* _WORK REQUIRED_
Copy the rows word for word, beginning with the very first row and ending with the line that contains "504, 456, 535]".
--- Begin INFORMATION SHOWN ---
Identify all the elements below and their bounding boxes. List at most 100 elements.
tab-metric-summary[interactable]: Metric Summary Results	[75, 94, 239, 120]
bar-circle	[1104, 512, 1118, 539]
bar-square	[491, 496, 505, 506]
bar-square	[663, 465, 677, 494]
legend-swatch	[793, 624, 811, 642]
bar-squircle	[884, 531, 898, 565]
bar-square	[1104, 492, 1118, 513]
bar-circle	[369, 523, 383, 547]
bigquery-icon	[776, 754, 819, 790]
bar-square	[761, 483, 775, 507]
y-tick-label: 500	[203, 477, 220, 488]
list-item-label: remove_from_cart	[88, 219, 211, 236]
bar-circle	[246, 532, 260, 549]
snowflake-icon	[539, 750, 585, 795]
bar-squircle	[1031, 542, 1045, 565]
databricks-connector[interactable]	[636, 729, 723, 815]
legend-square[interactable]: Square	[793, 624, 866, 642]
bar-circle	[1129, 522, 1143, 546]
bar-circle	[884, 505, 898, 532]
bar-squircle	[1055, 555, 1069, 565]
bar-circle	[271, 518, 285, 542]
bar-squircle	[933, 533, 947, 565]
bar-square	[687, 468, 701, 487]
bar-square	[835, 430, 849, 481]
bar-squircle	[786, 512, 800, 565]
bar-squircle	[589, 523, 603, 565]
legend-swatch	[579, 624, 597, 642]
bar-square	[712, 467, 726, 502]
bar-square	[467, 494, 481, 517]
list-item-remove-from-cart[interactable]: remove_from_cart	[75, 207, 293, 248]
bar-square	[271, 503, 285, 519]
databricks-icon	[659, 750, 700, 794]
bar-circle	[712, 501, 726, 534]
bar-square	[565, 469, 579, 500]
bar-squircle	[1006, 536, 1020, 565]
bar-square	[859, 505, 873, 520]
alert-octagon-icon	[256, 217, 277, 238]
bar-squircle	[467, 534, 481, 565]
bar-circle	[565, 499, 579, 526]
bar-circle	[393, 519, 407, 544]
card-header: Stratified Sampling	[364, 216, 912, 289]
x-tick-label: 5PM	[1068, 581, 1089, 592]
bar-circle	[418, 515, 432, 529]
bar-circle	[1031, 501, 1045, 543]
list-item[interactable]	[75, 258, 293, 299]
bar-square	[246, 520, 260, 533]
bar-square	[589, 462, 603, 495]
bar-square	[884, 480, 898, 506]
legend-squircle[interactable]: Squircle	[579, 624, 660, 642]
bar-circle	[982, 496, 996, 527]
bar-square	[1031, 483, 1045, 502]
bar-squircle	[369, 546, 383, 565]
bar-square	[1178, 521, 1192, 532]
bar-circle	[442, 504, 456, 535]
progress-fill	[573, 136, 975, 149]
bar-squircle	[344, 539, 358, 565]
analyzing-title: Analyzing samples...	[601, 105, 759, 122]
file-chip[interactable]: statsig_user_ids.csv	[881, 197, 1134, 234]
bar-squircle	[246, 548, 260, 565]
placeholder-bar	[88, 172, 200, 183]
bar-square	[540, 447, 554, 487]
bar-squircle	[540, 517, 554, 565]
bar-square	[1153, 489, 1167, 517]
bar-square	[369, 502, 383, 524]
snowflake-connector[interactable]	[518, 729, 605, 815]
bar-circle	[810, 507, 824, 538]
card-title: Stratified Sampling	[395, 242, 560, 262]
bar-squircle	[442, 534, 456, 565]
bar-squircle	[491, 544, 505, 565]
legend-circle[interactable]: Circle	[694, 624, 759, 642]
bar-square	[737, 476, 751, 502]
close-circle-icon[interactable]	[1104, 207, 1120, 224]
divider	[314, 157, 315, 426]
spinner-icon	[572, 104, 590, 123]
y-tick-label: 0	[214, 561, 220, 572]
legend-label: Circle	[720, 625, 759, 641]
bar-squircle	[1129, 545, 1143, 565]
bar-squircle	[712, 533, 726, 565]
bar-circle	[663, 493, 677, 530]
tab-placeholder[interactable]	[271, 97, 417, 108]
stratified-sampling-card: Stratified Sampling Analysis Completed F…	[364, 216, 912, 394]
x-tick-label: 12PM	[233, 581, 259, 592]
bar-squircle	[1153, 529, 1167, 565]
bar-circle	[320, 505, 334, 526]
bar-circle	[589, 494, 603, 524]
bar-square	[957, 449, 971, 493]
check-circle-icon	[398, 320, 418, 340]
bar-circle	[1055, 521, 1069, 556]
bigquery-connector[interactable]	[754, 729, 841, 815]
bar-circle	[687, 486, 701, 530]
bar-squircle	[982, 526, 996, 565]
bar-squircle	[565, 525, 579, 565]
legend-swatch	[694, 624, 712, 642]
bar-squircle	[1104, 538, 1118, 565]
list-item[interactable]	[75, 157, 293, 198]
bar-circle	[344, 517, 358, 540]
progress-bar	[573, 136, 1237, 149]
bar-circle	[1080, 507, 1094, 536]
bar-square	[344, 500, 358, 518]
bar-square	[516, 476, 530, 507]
--- End INFORMATION SHOWN ---
* _EXPECTED OUTPUT_
Identify all the elements below and their bounding boxes. List at most 100 elements.
tab-metric-summary[interactable]: Metric Summary Results	[75, 94, 239, 120]
bar-circle	[1104, 512, 1118, 539]
bar-square	[491, 496, 505, 506]
bar-square	[663, 465, 677, 494]
legend-swatch	[793, 624, 811, 642]
bar-squircle	[884, 531, 898, 565]
bar-square	[1104, 492, 1118, 513]
bar-circle	[369, 523, 383, 547]
bigquery-icon	[776, 754, 819, 790]
bar-square	[761, 483, 775, 507]
y-tick-label: 500	[203, 477, 220, 488]
list-item-label: remove_from_cart	[88, 219, 211, 236]
bar-circle	[246, 532, 260, 549]
snowflake-icon	[539, 750, 585, 795]
bar-squircle	[1031, 542, 1045, 565]
databricks-connector[interactable]	[636, 729, 723, 815]
legend-square[interactable]: Square	[793, 624, 866, 642]
bar-circle	[1129, 522, 1143, 546]
bar-circle	[884, 505, 898, 532]
bar-squircle	[1055, 555, 1069, 565]
bar-circle	[271, 518, 285, 542]
bar-squircle	[933, 533, 947, 565]
bar-square	[687, 468, 701, 487]
bar-square	[835, 430, 849, 481]
bar-squircle	[786, 512, 800, 565]
bar-squircle	[589, 523, 603, 565]
legend-swatch	[579, 624, 597, 642]
bar-square	[712, 467, 726, 502]
bar-square	[467, 494, 481, 517]
list-item-remove-from-cart[interactable]: remove_from_cart	[75, 207, 293, 248]
bar-square	[271, 503, 285, 519]
databricks-icon	[659, 750, 700, 794]
bar-circle	[712, 501, 726, 534]
bar-square	[565, 469, 579, 500]
bar-squircle	[1006, 536, 1020, 565]
bar-square	[859, 505, 873, 520]
alert-octagon-icon	[256, 217, 277, 238]
bar-squircle	[467, 534, 481, 565]
bar-circle	[565, 499, 579, 526]
bar-circle	[393, 519, 407, 544]
card-header: Stratified Sampling	[364, 216, 912, 289]
x-tick-label: 5PM	[1068, 581, 1089, 592]
bar-circle	[418, 515, 432, 529]
bar-circle	[1031, 501, 1045, 543]
list-item[interactable]	[75, 258, 293, 299]
bar-square	[246, 520, 260, 533]
bar-square	[589, 462, 603, 495]
bar-square	[884, 480, 898, 506]
legend-squircle[interactable]: Squircle	[579, 624, 660, 642]
bar-circle	[982, 496, 996, 527]
bar-square	[1031, 483, 1045, 502]
bar-squircle	[369, 546, 383, 565]
bar-square	[1178, 521, 1192, 532]
bar-circle	[442, 504, 456, 535]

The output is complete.